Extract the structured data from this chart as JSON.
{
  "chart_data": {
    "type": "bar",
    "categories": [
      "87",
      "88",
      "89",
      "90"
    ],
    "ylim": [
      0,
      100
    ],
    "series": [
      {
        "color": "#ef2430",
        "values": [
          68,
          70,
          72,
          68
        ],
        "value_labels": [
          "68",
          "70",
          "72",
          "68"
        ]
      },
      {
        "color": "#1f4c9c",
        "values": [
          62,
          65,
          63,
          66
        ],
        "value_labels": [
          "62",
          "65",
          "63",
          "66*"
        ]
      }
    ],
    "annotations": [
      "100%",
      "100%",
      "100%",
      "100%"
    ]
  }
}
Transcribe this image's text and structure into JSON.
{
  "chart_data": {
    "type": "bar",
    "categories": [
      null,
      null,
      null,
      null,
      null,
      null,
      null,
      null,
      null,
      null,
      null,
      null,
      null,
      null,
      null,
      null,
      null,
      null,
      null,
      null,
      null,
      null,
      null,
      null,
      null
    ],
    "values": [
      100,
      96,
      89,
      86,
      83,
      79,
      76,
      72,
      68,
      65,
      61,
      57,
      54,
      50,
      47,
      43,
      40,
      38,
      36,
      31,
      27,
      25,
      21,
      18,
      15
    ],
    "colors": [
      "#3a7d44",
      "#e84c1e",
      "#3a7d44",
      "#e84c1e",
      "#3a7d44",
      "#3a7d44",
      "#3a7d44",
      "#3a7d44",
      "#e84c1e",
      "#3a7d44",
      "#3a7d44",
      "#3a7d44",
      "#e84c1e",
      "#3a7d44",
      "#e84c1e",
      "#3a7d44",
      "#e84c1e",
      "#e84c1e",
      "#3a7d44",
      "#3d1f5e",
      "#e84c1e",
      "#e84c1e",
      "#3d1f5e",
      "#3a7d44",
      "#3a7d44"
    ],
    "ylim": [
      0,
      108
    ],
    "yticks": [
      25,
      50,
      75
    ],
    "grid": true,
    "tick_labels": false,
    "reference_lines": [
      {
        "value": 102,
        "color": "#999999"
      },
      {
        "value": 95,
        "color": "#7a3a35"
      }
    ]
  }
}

◆ ◆ ◆

-- Exercise directions --
Count how many lines of the material hold the string "this". Give the number and nothing more.

-- Exercise solution --
2